**Directive A:** Format the entry lines from the line containing "bullet-text: Don't specify" through the line containing "header-bar: Summary UDL", both included, as a JSON list of strings with one string per line and no blank lines.

**Extracted text:**
============
I'm aware that this is what my math and social studies textbooks liked to call 'critical thinking.' (My least favorite type of question.) My 9th grade civics textbook called it 'thinking critically,' which I always found stupid sounding. Just like civics class. But thinking critically is important, I understand. I just don't understand why they are so skeptical about minorities' authenticity.

This week, we talked about the Kurds, focusing on Turkey. The article we read tried to define who makes up the Kurds and how they've tried to achieve nationhood. It turns out that it's impossible to concretely define 'Kurd.' There are two main dialects among many, there are people who speak other languages but have traditionally considered themselves Kurds, there are Sunnis, there are Alevi, there are even Christians. I'm missing lots of different groups. There are tribes and there are urbanized city dwellers. They are spread across four countries.

One guy in my class continued to raise his hand and say how he could not see them as one minority group—which means he could not see them as a nation, because to be a nation, you need a shared language, history, territory, economy, probably other things. He would not believe that the Kurds are really one minority. And many others agreed that it was a difficult question, and yes, it is. There is a huge range of diversity and the lines have changed over the centuries. But as my teacher pointed out, shared identity, the shared feeling that you are a part of the group (and not part of the majority), is also a huge part.

I guess it's important to make sure people aren't just wanting to take control of a bunch of land and make another country just because. Or an autonomous region. But it seems to me that in America, as long as you're not white, you're part of a minority. Maybe the difference is that the only minority who could have tried to claim some of our land—wow, I just typed it that way—who could claim they were a nation and had a right to their own country is the Native Americans. So maybe it's easier to throw the term 'minority' around. Or we're just used to minority groups. Because I always thought a minority was just a group of people smaller than the biggest group. And 'minority' isn't 'nation' and isn't 'culture,' but still still still—I still think that the German students think about this differently.
============
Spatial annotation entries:
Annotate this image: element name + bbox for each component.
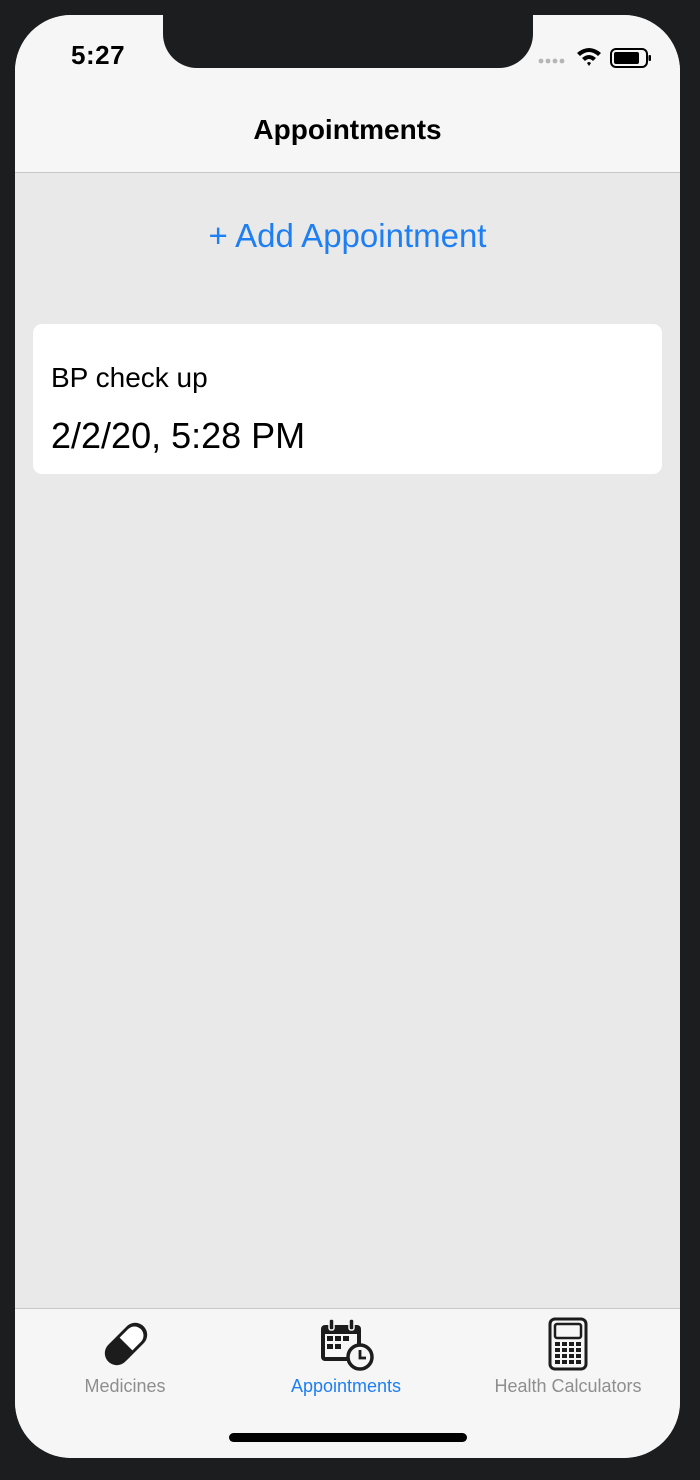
tab-appointments[interactable]: Appointments xyxy=(256,1309,436,1409)
notch xyxy=(163,15,533,68)
status-indicators xyxy=(535,43,655,71)
pill-icon xyxy=(104,1322,148,1366)
home-indicator xyxy=(229,1433,467,1442)
tab-health-calculators[interactable]: Health Calculators xyxy=(478,1309,658,1409)
tab-medicines[interactable]: Medicines xyxy=(35,1309,215,1409)
add-appointment-button[interactable]: + Add Appointment xyxy=(15,217,680,255)
status-time: 5:27 xyxy=(71,40,126,70)
calendar-clock-icon xyxy=(321,1318,374,1371)
battery-icon xyxy=(610,48,651,68)
app-screen: 5:27 Appointments + Add Appointment BP c… xyxy=(15,15,680,1458)
tab-label-health-calculators: Health Calculators xyxy=(494,1376,642,1396)
navigation-bar: Appointments xyxy=(15,68,680,173)
appointment-datetime: 2/2/20, 5:28 PM xyxy=(51,415,306,456)
wifi-icon xyxy=(577,48,601,66)
phone-frame: 5:27 Appointments + Add Appointment BP c… xyxy=(0,0,700,1480)
calculator-icon xyxy=(548,1317,588,1371)
page-title: Appointments xyxy=(253,114,442,145)
signal-icon xyxy=(538,48,651,68)
tab-label-appointments: Appointments xyxy=(290,1376,402,1396)
tab-label-medicines: Medicines xyxy=(84,1376,166,1396)
appointment-card[interactable]: BP check up 2/2/20, 5:28 PM xyxy=(33,324,662,474)
appointment-title: BP check up xyxy=(51,362,208,393)
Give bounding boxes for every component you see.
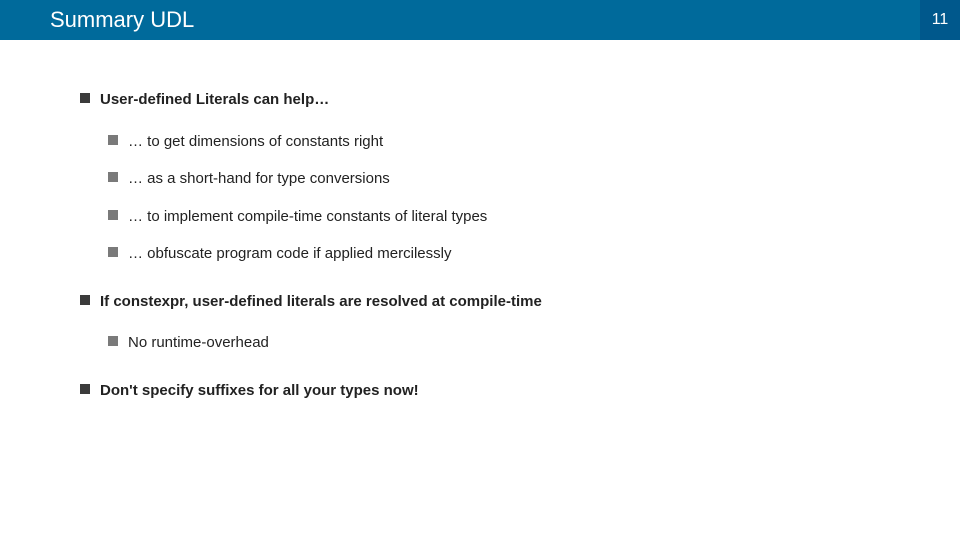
bullet-text: Don't specify suffixes for all your type… bbox=[100, 382, 419, 399]
bullet-sub-2a: No runtime-overhead bbox=[108, 333, 920, 353]
bullet-top-2: If constexpr, user-defined literals are … bbox=[80, 292, 920, 312]
bullet-text: … to get dimensions of constants right bbox=[128, 133, 383, 150]
slide-title: Summary UDL bbox=[0, 0, 920, 40]
bullet-sub-1d: … obfuscate program code if applied merc… bbox=[108, 244, 920, 264]
bullet-sub-1c: … to implement compile-time constants of… bbox=[108, 207, 920, 227]
bullet-sub-1a: … to get dimensions of constants right bbox=[108, 132, 920, 152]
header-bar: Summary UDL 11 bbox=[0, 0, 960, 40]
bullet-text: User-defined Literals can help… bbox=[100, 91, 329, 108]
page-number: 11 bbox=[932, 11, 949, 29]
bullet-text: If constexpr, user-defined literals are … bbox=[100, 293, 542, 310]
page-number-box: 11 bbox=[920, 0, 960, 40]
bullet-text: … as a short-hand for type conversions bbox=[128, 170, 390, 187]
bullet-text: … obfuscate program code if applied merc… bbox=[128, 245, 451, 262]
bullet-top-1: User-defined Literals can help… bbox=[80, 90, 920, 110]
slide: Summary UDL 11 User-defined Literals can… bbox=[0, 0, 960, 540]
content-area: User-defined Literals can help… … to get… bbox=[0, 40, 960, 400]
bullet-sub-1b: … as a short-hand for type conversions bbox=[108, 169, 920, 189]
bullet-text: No runtime-overhead bbox=[128, 334, 269, 351]
bullet-text: … to implement compile-time constants of… bbox=[128, 208, 487, 225]
bullet-top-3: Don't specify suffixes for all your type… bbox=[80, 381, 920, 401]
title-text: Summary UDL bbox=[50, 7, 194, 33]
bullet-list: User-defined Literals can help… … to get… bbox=[80, 90, 920, 400]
============
**Directive B:** Extract the text about the Kurds and minorities in full, word for word.

**Full output A:**
[
  "bullet-text: Don't specify suffixes for all your type… bbox=[100, 382, 419, 399]",
  "bullet-sub-2a: No runtime-overhead bbox=[108, 333, 920, 353]",
  "bullet-top-2: If constexpr, user-defined literals are … bbox=[80, 292, 920, 312]",
  "bullet-text: … to get dimensions of constants right bbox=[128, 133, 383, 150]",
  "slide-title: Summary UDL bbox=[0, 0, 920, 40]",
  "bullet-sub-1d: … obfuscate program code if applied merc… bbox=[108, 244, 920, 264]",
  "bullet-sub-1c: … to implement compile-time constants of… bbox=[108, 207, 920, 227]",
  "bullet-sub-1a: … to get dimensions of constants right bbox=[108, 132, 920, 152]",
  "header-bar: Summary UDL 11 bbox=[0, 0, 960, 40]"
]

**Full output B:**
I'm aware that this is what my math and social studies textbooks liked to call 'critical thinking.' (My least favorite type of question.) My 9th grade civics textbook called it 'thinking critically,' which I always found stupid sounding. Just like civics class. But thinking critically is important, I understand. I just don't understand why they are so skeptical about minorities' authenticity.

This week, we talked about the Kurds, focusing on Turkey. The article we read tried to define who makes up the Kurds and how they've tried to achieve nationhood. It turns out that it's impossible to concretely define 'Kurd.' There are two main dialects among many, there are people who speak other languages but have traditionally considered themselves Kurds, there are Sunnis, there are Alevi, there are even Christians. I'm missing lots of different groups. There are tribes and there are urbanized city dwellers. They are spread across four countries.

One guy in my class continued to raise his hand and say how he could not see them as one minority group—which means he could not see them as a nation, because to be a nation, you need a shared language, history, territory, economy, probably other things. He would not believe that the Kurds are really one minority. And many others agreed that it was a difficult question, and yes, it is. There is a huge range of diversity and the lines have changed over the centuries. But as my teacher pointed out, shared identity, the shared feeling that you are a part of the group (and not part of the majority), is also a huge part.

I guess it's important to make sure people aren't just wanting to take control of a bunch of land and make another country just because. Or an autonomous region. But it seems to me that in America, as long as you're not white, you're part of a minority. Maybe the difference is that the only minority who could have tried to claim some of our land—wow, I just typed it that way—who could claim they were a nation and had a right to their own country is the Native Americans. So maybe it's easier to throw the term 'minority' around. Or we're just used to minority groups. Because I always thought a minority was just a group of people smaller than the biggest group. And 'minority' isn't 'nation' and isn't 'culture,' but still still still—I still think that the German students think about this differently.